▶ [WHAT YOU ARE ASKED TO DO]: Repeat exactly each line of the data provided below.

▶ [EXERCISE MATERIAL]:

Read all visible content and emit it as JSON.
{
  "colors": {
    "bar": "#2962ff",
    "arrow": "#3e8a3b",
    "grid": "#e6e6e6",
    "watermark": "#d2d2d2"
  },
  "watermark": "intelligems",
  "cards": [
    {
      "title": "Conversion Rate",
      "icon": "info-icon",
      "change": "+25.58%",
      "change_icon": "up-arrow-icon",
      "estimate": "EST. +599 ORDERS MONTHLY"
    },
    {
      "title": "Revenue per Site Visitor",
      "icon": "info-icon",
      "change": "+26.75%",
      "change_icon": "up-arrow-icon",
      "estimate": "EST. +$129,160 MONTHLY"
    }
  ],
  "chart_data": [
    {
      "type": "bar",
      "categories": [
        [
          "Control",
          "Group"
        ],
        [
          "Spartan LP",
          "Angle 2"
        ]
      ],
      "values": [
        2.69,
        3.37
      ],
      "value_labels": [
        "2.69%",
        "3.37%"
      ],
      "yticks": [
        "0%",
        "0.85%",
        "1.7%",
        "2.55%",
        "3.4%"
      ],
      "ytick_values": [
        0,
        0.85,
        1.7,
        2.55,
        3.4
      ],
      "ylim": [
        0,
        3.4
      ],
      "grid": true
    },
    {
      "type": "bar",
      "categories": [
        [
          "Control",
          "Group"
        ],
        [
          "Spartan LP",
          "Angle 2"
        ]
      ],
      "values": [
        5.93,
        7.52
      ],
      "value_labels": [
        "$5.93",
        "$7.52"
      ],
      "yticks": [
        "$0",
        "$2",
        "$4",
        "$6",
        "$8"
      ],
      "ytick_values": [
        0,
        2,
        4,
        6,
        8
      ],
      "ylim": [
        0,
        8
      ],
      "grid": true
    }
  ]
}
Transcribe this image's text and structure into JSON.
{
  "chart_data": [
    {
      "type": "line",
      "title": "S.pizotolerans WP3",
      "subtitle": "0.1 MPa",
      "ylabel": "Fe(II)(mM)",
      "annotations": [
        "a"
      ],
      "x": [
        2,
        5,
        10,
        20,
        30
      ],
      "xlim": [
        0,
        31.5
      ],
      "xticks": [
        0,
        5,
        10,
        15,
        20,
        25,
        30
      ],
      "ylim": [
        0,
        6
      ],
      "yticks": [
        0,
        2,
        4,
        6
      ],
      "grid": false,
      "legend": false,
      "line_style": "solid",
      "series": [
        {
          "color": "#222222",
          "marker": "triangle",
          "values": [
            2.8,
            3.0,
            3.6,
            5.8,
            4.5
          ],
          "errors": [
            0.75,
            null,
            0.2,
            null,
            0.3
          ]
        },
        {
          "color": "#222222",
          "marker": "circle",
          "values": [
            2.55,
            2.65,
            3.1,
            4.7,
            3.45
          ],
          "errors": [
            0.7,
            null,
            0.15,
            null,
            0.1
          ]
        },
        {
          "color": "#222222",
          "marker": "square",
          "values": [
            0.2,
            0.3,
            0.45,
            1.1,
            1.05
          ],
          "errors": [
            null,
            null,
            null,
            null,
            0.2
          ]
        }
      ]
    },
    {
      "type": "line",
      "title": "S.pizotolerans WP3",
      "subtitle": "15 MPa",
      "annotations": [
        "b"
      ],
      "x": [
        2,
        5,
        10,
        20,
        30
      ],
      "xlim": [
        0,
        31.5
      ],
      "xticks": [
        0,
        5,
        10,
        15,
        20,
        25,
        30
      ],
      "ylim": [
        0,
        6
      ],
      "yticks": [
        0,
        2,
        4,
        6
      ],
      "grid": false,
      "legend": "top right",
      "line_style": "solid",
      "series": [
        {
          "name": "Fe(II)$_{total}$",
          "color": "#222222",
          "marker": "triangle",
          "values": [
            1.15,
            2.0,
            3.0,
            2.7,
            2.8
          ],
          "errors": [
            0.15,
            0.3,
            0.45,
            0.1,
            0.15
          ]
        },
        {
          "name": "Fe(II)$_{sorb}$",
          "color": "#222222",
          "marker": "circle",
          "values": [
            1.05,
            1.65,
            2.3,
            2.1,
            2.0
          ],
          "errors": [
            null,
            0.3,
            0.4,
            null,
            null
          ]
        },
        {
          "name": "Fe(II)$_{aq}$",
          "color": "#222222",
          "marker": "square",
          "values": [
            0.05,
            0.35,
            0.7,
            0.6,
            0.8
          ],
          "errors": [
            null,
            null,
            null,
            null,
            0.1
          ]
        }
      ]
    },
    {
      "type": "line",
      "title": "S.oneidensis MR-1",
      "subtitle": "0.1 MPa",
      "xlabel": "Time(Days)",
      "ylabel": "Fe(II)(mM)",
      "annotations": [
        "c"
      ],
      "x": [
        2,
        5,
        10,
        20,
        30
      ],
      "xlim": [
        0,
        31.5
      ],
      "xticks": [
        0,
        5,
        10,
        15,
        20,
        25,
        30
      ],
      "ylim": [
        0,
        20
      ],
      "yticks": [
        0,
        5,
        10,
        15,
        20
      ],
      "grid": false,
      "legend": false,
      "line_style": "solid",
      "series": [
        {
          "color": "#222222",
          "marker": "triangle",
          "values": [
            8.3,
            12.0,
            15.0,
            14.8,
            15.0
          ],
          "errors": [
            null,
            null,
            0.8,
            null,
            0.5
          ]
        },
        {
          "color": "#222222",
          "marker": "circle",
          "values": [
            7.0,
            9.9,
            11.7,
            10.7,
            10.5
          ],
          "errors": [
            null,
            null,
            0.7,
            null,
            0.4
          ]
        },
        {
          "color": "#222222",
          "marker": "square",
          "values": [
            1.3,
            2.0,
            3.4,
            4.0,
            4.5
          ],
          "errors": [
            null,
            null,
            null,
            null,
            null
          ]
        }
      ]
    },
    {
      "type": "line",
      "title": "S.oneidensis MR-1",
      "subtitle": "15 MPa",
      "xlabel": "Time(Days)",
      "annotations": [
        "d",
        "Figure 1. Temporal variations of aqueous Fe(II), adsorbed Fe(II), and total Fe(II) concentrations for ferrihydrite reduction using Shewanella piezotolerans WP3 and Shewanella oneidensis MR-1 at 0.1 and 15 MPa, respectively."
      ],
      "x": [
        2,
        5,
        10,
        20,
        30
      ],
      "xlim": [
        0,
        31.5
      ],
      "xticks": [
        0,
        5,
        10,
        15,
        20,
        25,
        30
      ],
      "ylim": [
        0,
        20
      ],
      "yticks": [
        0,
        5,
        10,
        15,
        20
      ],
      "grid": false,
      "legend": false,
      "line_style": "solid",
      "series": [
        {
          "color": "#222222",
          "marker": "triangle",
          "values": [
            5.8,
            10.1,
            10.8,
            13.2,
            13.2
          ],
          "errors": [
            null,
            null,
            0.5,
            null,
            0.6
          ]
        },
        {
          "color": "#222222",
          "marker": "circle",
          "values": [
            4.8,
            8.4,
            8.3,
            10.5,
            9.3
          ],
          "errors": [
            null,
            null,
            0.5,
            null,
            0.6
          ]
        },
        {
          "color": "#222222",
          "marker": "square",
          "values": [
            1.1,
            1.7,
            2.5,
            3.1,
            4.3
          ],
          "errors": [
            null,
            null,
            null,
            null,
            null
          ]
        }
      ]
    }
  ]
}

▶ [COMPLETED EXERCISE]:
Read all visible content and emit it as JSON.
{
  "colors": {
    "bar": "#2962ff",
    "arrow": "#3e8a3b",
    "grid": "#e6e6e6",
    "watermark": "#d2d2d2"
  },
  "watermark": "intelligems",
  "cards": [
    {
      "title": "Conversion Rate",
      "icon": "info-icon",
      "change": "+25.58%",
      "change_icon": "up-arrow-icon",
      "estimate": "EST. +599 ORDERS MONTHLY"
    },
    {
      "title": "Revenue per Site Visitor",
      "icon": "info-icon",
      "change": "+26.75%",
      "change_icon": "up-arrow-icon",
      "estimate": "EST. +$129,160 MONTHLY"
    }
  ],
  "chart_data": [
    {
      "type": "bar",
      "categories": [
        [
          "Control",
          "Group"
        ],
        [
          "Spartan LP",
          "Angle 2"
        ]
      ],
      "values": [
        2.69,
        3.37
      ],
      "value_labels": [
        "2.69%",
        "3.37%"
      ],
      "yticks": [
        "0%",
        "0.85%",
        "1.7%",
        "2.55%",
        "3.4%"
      ],
      "ytick_values": [
        0,
        0.85,
        1.7,
        2.55,
        3.4
      ],
      "ylim": [
        0,
        3.4
      ],
      "grid": true
    },
    {
      "type": "bar",
      "categories": [
        [
          "Control",
          "Group"
        ],
        [
          "Spartan LP",
          "Angle 2"
        ]
      ],
      "values": [
        5.93,
        7.52
      ],
      "value_labels": [
        "$5.93",
        "$7.52"
      ],
      "yticks": [
        "$0",
        "$2",
        "$4",
        "$6",
        "$8"
      ],
      "ytick_values": [
        0,
        2,
        4,
        6,
        8
      ],
      "ylim": [
        0,
        8
      ],
      "grid": true
    }
  ]
}
Transcribe this image's text and structure into JSON.
{
  "chart_data": [
    {
      "type": "line",
      "title": "S.pizotolerans WP3",
      "subtitle": "0.1 MPa",
      "ylabel": "Fe(II)(mM)",
      "annotations": [
        "a"
      ],
      "x": [
        2,
        5,
        10,
        20,
        30
      ],
      "xlim": [
        0,
        31.5
      ],
      "xticks": [
        0,
        5,
        10,
        15,
        20,
        25,
        30
      ],
      "ylim": [
        0,
        6
      ],
      "yticks": [
        0,
        2,
        4,
        6
      ],
      "grid": false,
      "legend": false,
      "line_style": "solid",
      "series": [
        {
          "color": "#222222",
          "marker": "triangle",
          "values": [
            2.8,
            3.0,
            3.6,
            5.8,
            4.5
          ],
          "errors": [
            0.75,
            null,
            0.2,
            null,
            0.3
          ]
        },
        {
          "color": "#222222",
          "marker": "circle",
          "values": [
            2.55,
            2.65,
            3.1,
            4.7,
            3.45
          ],
          "errors": [
            0.7,
            null,
            0.15,
            null,
            0.1
          ]
        },
        {
          "color": "#222222",
          "marker": "square",
          "values": [
            0.2,
            0.3,
            0.45,
            1.1,
            1.05
          ],
          "errors": [
            null,
            null,
            null,
            null,
            0.2
          ]
        }
      ]
    },
    {
      "type": "line",
      "title": "S.pizotolerans WP3",
      "subtitle": "15 MPa",
      "annotations": [
        "b"
      ],
      "x": [
        2,
        5,
        10,
        20,
        30
      ],
      "xlim": [
        0,
        31.5
      ],
      "xticks": [
        0,
        5,
        10,
        15,
        20,
        25,
        30
      ],
      "ylim": [
        0,
        6
      ],
      "yticks": [
        0,
        2,
        4,
        6
      ],
      "grid": false,
      "legend": "top right",
      "line_style": "solid",
      "series": [
        {
          "name": "Fe(II)$_{total}$",
          "color": "#222222",
          "marker": "triangle",
          "values": [
            1.15,
            2.0,
            3.0,
            2.7,
            2.8
          ],
          "errors": [
            0.15,
            0.3,
            0.45,
            0.1,
            0.15
          ]
        },
        {
          "name": "Fe(II)$_{sorb}$",
          "color": "#222222",
          "marker": "circle",
          "values": [
            1.05,
            1.65,
            2.3,
            2.1,
            2.0
          ],
          "errors": [
            null,
            0.3,
            0.4,
            null,
            null
          ]
        },
        {
          "name": "Fe(II)$_{aq}$",
          "color": "#222222",
          "marker": "square",
          "values": [
            0.05,
            0.35,
            0.7,
            0.6,
            0.8
          ],
          "errors": [
            null,
            null,
            null,
            null,
            0.1
          ]
        }
      ]
    },
    {
      "type": "line",
      "title": "S.oneidensis MR-1",
      "subtitle": "0.1 MPa",
      "xlabel": "Time(Days)",
      "ylabel": "Fe(II)(mM)",
      "annotations": [
        "c"
      ],
      "x": [
        2,
        5,
        10,
        20,
        30
      ],
      "xlim": [
        0,
        31.5
      ],
      "xticks": [
        0,
        5,
        10,
        15,
        20,
        25,
        30
      ],
      "ylim": [
        0,
        20
      ],
      "yticks": [
        0,
        5,
        10,
        15,
        20
      ],
      "grid": false,
      "legend": false,
      "line_style": "solid",
      "series": [
        {
          "color": "#222222",
          "marker": "triangle",
          "values": [
            8.3,
            12.0,
            15.0,
            14.8,
            15.0
          ],
          "errors": [
            null,
            null,
            0.8,
            null,
            0.5
          ]
        },
        {
          "color": "#222222",
          "marker": "circle",
          "values": [
            7.0,
            9.9,
            11.7,
            10.7,
            10.5
          ],
          "errors": [
            null,
            null,
            0.7,
            null,
            0.4
          ]
        },
        {
          "color": "#222222",
          "marker": "square",
          "values": [
            1.3,
            2.0,
            3.4,
            4.0,
            4.5
          ],
          "errors": [
            null,
            null,
            null,
            null,
            null
          ]
        }
      ]
    },
    {
      "type": "line",
      "title": "S.oneidensis MR-1",
      "subtitle": "15 MPa",
      "xlabel": "Time(Days)",
      "annotations": [
        "d",
        "Figure 1. Temporal variations of aqueous Fe(II), adsorbed Fe(II), and total Fe(II) concentrations for ferrihydrite reduction using Shewanella piezotolerans WP3 and Shewanella oneidensis MR-1 at 0.1 and 15 MPa, respectively."
      ],
      "x": [
        2,
        5,
        10,
        20,
        30
      ],
      "xlim": [
        0,
        31.5
      ],
      "xticks": [
        0,
        5,
        10,
        15,
        20,
        25,
        30
      ],
      "ylim": [
        0,
        20
      ],
      "yticks": [
        0,
        5,
        10,
        15,
        20
      ],
      "grid": false,
      "legend": false,
      "line_style": "solid",
      "series": [
        {
          "color": "#222222",
          "marker": "triangle",
          "values": [
            5.8,
            10.1,
            10.8,
            13.2,
            13.2
          ],
          "errors": [
            null,
            null,
            0.5,
            null,
            0.6
          ]
        },
        {
          "color": "#222222",
          "marker": "circle",
          "values": [
            4.8,
            8.4,
            8.3,
            10.5,
            9.3
          ],
          "errors": [
            null,
            null,
            0.5,
            null,
            0.6
          ]
        },
        {
          "color": "#222222",
          "marker": "square",
          "values": [
            1.1,
            1.7,
            2.5,
            3.1,
            4.3
          ],
          "errors": [
            null,
            null,
            null,
            null,
            null
          ]
        }
      ]
    }
  ]
}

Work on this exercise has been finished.